* BEGIN *

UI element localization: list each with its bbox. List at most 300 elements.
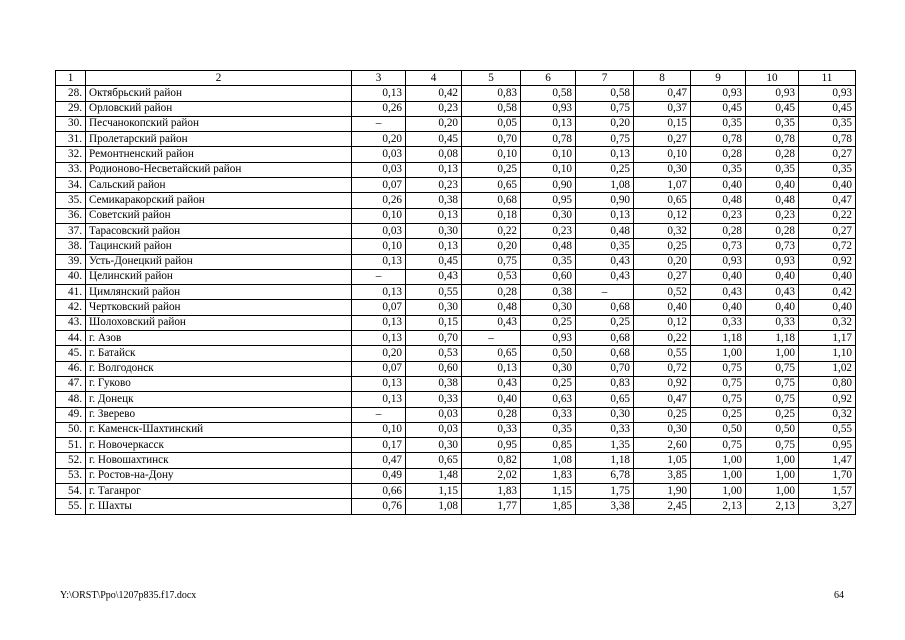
value-cell: 0,43 [691,285,746,300]
value-cell: 1,48 [406,468,462,483]
value-cell: 0,25 [521,315,576,330]
value-cell: 0,20 [634,254,691,269]
page-number: 64 [834,590,844,601]
value-cell: 1,15 [521,484,576,499]
value-cell: 0,40 [746,269,799,284]
value-cell: 0,33 [746,315,799,330]
value-cell: 0,90 [521,178,576,193]
value-cell: 0,33 [576,422,634,437]
value-cell: 0,07 [352,361,406,376]
row-number-cell: 47. [56,376,86,391]
value-cell: 0,53 [462,269,521,284]
value-cell: 0,73 [746,239,799,254]
table-row [56,315,856,330]
column-header-9: 9 [691,71,746,86]
value-cell: 0,92 [799,392,856,407]
value-cell: 0,43 [576,269,634,284]
column-header-2: 2 [86,71,352,86]
value-cell: 0,78 [746,132,799,147]
value-cell: 0,75 [691,376,746,391]
value-cell: 0,35 [799,162,856,177]
value-cell: 0,25 [746,407,799,422]
value-cell: 0,49 [352,468,406,483]
value-cell: 0,78 [691,132,746,147]
value-cell: 0,40 [462,392,521,407]
value-cell: 1,18 [691,331,746,346]
value-cell: 1,07 [634,178,691,193]
value-cell: 0,22 [799,208,856,223]
value-cell: 1,75 [576,484,634,499]
value-cell: 0,83 [576,376,634,391]
value-cell: 0,23 [406,101,462,116]
district-name-cell: Советский район [86,208,352,223]
district-name-cell: Усть-Донецкий район [86,254,352,269]
value-cell: 1,83 [462,484,521,499]
value-cell: 0,37 [634,101,691,116]
value-cell: 0,40 [746,300,799,315]
value-cell: 0,10 [352,422,406,437]
value-cell: 0,35 [521,254,576,269]
value-cell: 0,13 [576,208,634,223]
row-number-cell: 39. [56,254,86,269]
value-cell: 0,20 [352,346,406,361]
value-cell: 0,50 [691,422,746,437]
value-cell: 0,25 [462,162,521,177]
district-name-cell: г. Каменск-Шахтинский [86,422,352,437]
value-cell: 0,28 [462,285,521,300]
value-cell: 0,28 [462,407,521,422]
district-name-cell: г. Батайск [86,346,352,361]
value-cell: 0,65 [462,346,521,361]
value-cell: 0,68 [576,300,634,315]
value-cell: 0,40 [799,269,856,284]
value-cell: 0,75 [691,438,746,453]
value-cell: 0,78 [521,132,576,147]
row-number-cell: 40. [56,269,86,284]
value-cell: 0,48 [576,223,634,238]
value-cell: 0,38 [406,376,462,391]
value-cell: 0,40 [799,300,856,315]
value-cell: 0,35 [576,239,634,254]
value-cell: 0,20 [462,239,521,254]
table-header-row [56,71,856,86]
value-cell: 1,00 [746,346,799,361]
value-cell: 0,13 [352,86,406,101]
value-cell: 0,13 [406,239,462,254]
table-body [56,86,856,514]
value-cell: 0,40 [799,178,856,193]
value-cell: 0,15 [634,116,691,131]
row-number-cell: 41. [56,285,86,300]
value-cell: 0,30 [634,162,691,177]
value-cell: 1,00 [691,484,746,499]
value-cell: 0,40 [634,300,691,315]
value-cell: 0,75 [576,132,634,147]
value-cell: 0,60 [521,269,576,284]
value-cell: 0,72 [799,239,856,254]
value-cell: 0,23 [746,208,799,223]
value-cell: 0,45 [406,254,462,269]
value-cell: 1,18 [746,331,799,346]
value-cell: 0,85 [521,438,576,453]
district-name-cell: г. Ростов-на-Дону [86,468,352,483]
value-cell: 2,13 [691,499,746,514]
value-cell: 0,28 [691,147,746,162]
row-number-cell: 45. [56,346,86,361]
value-cell: 0,70 [576,361,634,376]
row-number-cell: 31. [56,132,86,147]
value-cell: 0,22 [462,223,521,238]
value-cell: 0,93 [521,331,576,346]
row-number-cell: 34. [56,178,86,193]
value-cell: 0,75 [746,376,799,391]
value-cell: 0,63 [521,392,576,407]
value-cell: 0,58 [462,101,521,116]
value-cell: 0,28 [746,147,799,162]
table-row [56,484,856,499]
value-cell: 2,13 [746,499,799,514]
row-number-cell: 37. [56,223,86,238]
value-cell: 0,05 [462,116,521,131]
district-name-cell: г. Таганрог [86,484,352,499]
table-row [56,468,856,483]
value-cell: 0,12 [634,315,691,330]
column-header-10: 10 [746,71,799,86]
value-cell: 0,10 [352,239,406,254]
value-cell: 1,35 [576,438,634,453]
table-row [56,116,856,131]
value-cell: – [352,116,406,131]
value-cell: 0,12 [634,208,691,223]
value-cell: 1,00 [746,453,799,468]
value-cell: 2,45 [634,499,691,514]
table-row [56,438,856,453]
value-cell: 1,57 [799,484,856,499]
value-cell: 0,25 [634,407,691,422]
value-cell: 0,93 [521,101,576,116]
value-cell: 0,20 [352,132,406,147]
value-cell: 0,75 [746,361,799,376]
value-cell: 0,47 [352,453,406,468]
table-row [56,132,856,147]
value-cell: 0,68 [576,331,634,346]
value-cell: 0,43 [746,285,799,300]
value-cell: 1,90 [634,484,691,499]
district-name-cell: Сальский район [86,178,352,193]
value-cell: 0,35 [746,162,799,177]
value-cell: 0,25 [634,239,691,254]
value-cell: 0,66 [352,484,406,499]
table-row [56,499,856,514]
row-number-cell: 35. [56,193,86,208]
value-cell: 0,42 [799,285,856,300]
value-cell: 0,13 [406,208,462,223]
value-cell: 1,85 [521,499,576,514]
value-cell: 1,00 [746,484,799,499]
district-name-cell: Песчанокопский район [86,116,352,131]
value-cell: 0,75 [691,392,746,407]
value-cell: 0,92 [634,376,691,391]
value-cell: 0,27 [634,269,691,284]
table-row [56,101,856,116]
table-row [56,239,856,254]
value-cell: 0,93 [691,86,746,101]
value-cell: 0,75 [746,438,799,453]
table-row [56,208,856,223]
value-cell: 1,17 [799,331,856,346]
row-number-cell: 50. [56,422,86,437]
value-cell: 0,13 [521,116,576,131]
value-cell: 0,20 [576,116,634,131]
value-cell: 0,23 [406,178,462,193]
value-cell: 1,00 [691,346,746,361]
table-row [56,147,856,162]
value-cell: 0,43 [462,376,521,391]
value-cell: 0,10 [462,147,521,162]
value-cell: 0,45 [746,101,799,116]
value-cell: 1,18 [576,453,634,468]
value-cell: 0,35 [691,162,746,177]
value-cell: 0,93 [746,86,799,101]
row-number-cell: 55. [56,499,86,514]
value-cell: 0,30 [576,407,634,422]
district-name-cell: Тацинский район [86,239,352,254]
value-cell: 0,27 [634,132,691,147]
row-number-cell: 49. [56,407,86,422]
value-cell: 0,93 [746,254,799,269]
value-cell: 0,68 [576,346,634,361]
value-cell: 0,10 [634,147,691,162]
column-header-11: 11 [799,71,856,86]
value-cell: 0,40 [691,300,746,315]
column-header-4: 4 [406,71,462,86]
value-cell: 0,70 [406,331,462,346]
value-cell: 0,33 [462,422,521,437]
value-cell: 0,35 [799,116,856,131]
value-cell: 0,33 [406,392,462,407]
row-number-cell: 29. [56,101,86,116]
value-cell: – [352,407,406,422]
table-row [56,86,856,101]
value-cell: 0,28 [746,223,799,238]
value-cell: 0,70 [462,132,521,147]
district-name-cell: Целинский район [86,269,352,284]
value-cell: 0,30 [634,422,691,437]
table-row [56,254,856,269]
table-row [56,376,856,391]
value-cell: 0,75 [576,101,634,116]
value-cell: 0,72 [634,361,691,376]
value-cell: 0,13 [352,392,406,407]
row-number-cell: 52. [56,453,86,468]
value-cell: 0,65 [634,193,691,208]
value-cell: 0,80 [799,376,856,391]
value-cell: 0,13 [352,331,406,346]
value-cell: – [576,285,634,300]
district-name-cell: Орловский район [86,101,352,116]
footer-file-path: Y:\ORST\Ppo\1207p835.f17.docx [60,590,197,601]
value-cell: 0,95 [799,438,856,453]
row-number-cell: 30. [56,116,86,131]
value-cell: 0,53 [406,346,462,361]
value-cell: 0,07 [352,178,406,193]
value-cell: 0,23 [521,223,576,238]
value-cell: 0,65 [462,178,521,193]
value-cell: 0,10 [521,162,576,177]
value-cell: 0,26 [352,101,406,116]
value-cell: 0,03 [406,407,462,422]
value-cell: 1,83 [521,468,576,483]
value-cell: 0,13 [352,254,406,269]
value-cell: 0,32 [634,223,691,238]
value-cell: 0,10 [521,147,576,162]
value-cell: 3,38 [576,499,634,514]
table-row [56,392,856,407]
district-name-cell: г. Гуково [86,376,352,391]
table-row [56,346,856,361]
table-row [56,162,856,177]
value-cell: 0,25 [521,376,576,391]
value-cell: 0,07 [352,300,406,315]
district-name-cell: Чертковский район [86,300,352,315]
value-cell: 0,38 [521,285,576,300]
value-cell: 0,15 [406,315,462,330]
column-header-6: 6 [521,71,576,86]
value-cell: 0,17 [352,438,406,453]
value-cell: 0,76 [352,499,406,514]
value-cell: 0,48 [691,193,746,208]
value-cell: 0,30 [521,300,576,315]
row-number-cell: 42. [56,300,86,315]
row-number-cell: 28. [56,86,86,101]
value-cell: 0,13 [576,147,634,162]
district-name-cell: Октябрьский район [86,86,352,101]
table-row [56,300,856,315]
column-header-7: 7 [576,71,634,86]
value-cell: 0,45 [799,101,856,116]
row-number-cell: 38. [56,239,86,254]
district-name-cell: Тарасовский район [86,223,352,238]
row-number-cell: 33. [56,162,86,177]
value-cell: 0,26 [352,193,406,208]
value-cell: 0,48 [521,239,576,254]
value-cell: 0,30 [521,208,576,223]
value-cell: 0,75 [462,254,521,269]
value-cell: 0,75 [746,392,799,407]
district-name-cell: г. Азов [86,331,352,346]
value-cell: 1,00 [691,468,746,483]
column-header-3: 3 [352,71,406,86]
value-cell: 1,08 [576,178,634,193]
value-cell: 0,55 [799,422,856,437]
value-cell: 0,27 [799,147,856,162]
value-cell: – [462,331,521,346]
value-cell: 1,00 [691,453,746,468]
value-cell: 0,55 [634,346,691,361]
value-cell: 0,95 [521,193,576,208]
value-cell: 0,32 [799,315,856,330]
value-cell: 0,43 [576,254,634,269]
value-cell: 0,68 [462,193,521,208]
table-row [56,407,856,422]
value-cell: 0,48 [462,300,521,315]
value-cell: 1,10 [799,346,856,361]
table-row [56,361,856,376]
value-cell: 0,42 [406,86,462,101]
row-number-cell: 54. [56,484,86,499]
value-cell: 0,93 [691,254,746,269]
value-cell: 0,20 [406,116,462,131]
value-cell: 0,13 [406,162,462,177]
district-name-cell: Ремонтненский район [86,147,352,162]
value-cell: 0,22 [634,331,691,346]
value-cell: 0,58 [521,86,576,101]
table-row [56,422,856,437]
value-cell: 0,03 [352,147,406,162]
row-number-cell: 51. [56,438,86,453]
value-cell: 0,30 [521,361,576,376]
value-cell: 0,30 [406,438,462,453]
district-name-cell: Пролетарский район [86,132,352,147]
value-cell: 0,45 [406,132,462,147]
value-cell: 3,27 [799,499,856,514]
value-cell: 0,08 [406,147,462,162]
district-name-cell: Шолоховский район [86,315,352,330]
row-number-cell: 32. [56,147,86,162]
value-cell: 0,23 [691,208,746,223]
row-number-cell: 36. [56,208,86,223]
value-cell: 0,47 [634,392,691,407]
district-name-cell: Цимлянский район [86,285,352,300]
value-cell: 0,83 [462,86,521,101]
value-cell: 6,78 [576,468,634,483]
row-number-cell: 53. [56,468,86,483]
value-cell: 0,95 [462,438,521,453]
value-cell: 0,33 [521,407,576,422]
table-row [56,269,856,284]
value-cell: 0,75 [691,361,746,376]
value-cell: 2,02 [462,468,521,483]
value-cell: – [352,269,406,284]
value-cell: 0,60 [406,361,462,376]
value-cell: 0,27 [799,223,856,238]
value-cell: 1,00 [746,468,799,483]
table-row [56,178,856,193]
district-name-cell: г. Зверево [86,407,352,422]
value-cell: 0,50 [746,422,799,437]
value-cell: 0,82 [462,453,521,468]
value-cell: 0,73 [691,239,746,254]
value-cell: 1,77 [462,499,521,514]
value-cell: 0,25 [576,315,634,330]
value-cell: 2,60 [634,438,691,453]
value-cell: 1,70 [799,468,856,483]
value-cell: 0,43 [406,269,462,284]
value-cell: 0,45 [691,101,746,116]
table-row [56,453,856,468]
district-name-cell: г. Шахты [86,499,352,514]
value-cell: 0,28 [691,223,746,238]
column-header-5: 5 [462,71,521,86]
value-cell: 0,35 [746,116,799,131]
row-number-cell: 43. [56,315,86,330]
value-cell: 0,33 [691,315,746,330]
value-cell: 1,47 [799,453,856,468]
value-cell: 0,58 [576,86,634,101]
value-cell: 0,13 [352,285,406,300]
row-number-cell: 48. [56,392,86,407]
district-name-cell: Семикаракорский район [86,193,352,208]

* END *

Give only the number of lines in the records above that contain the string "column", matching case exactly.

* _Worked solution_
9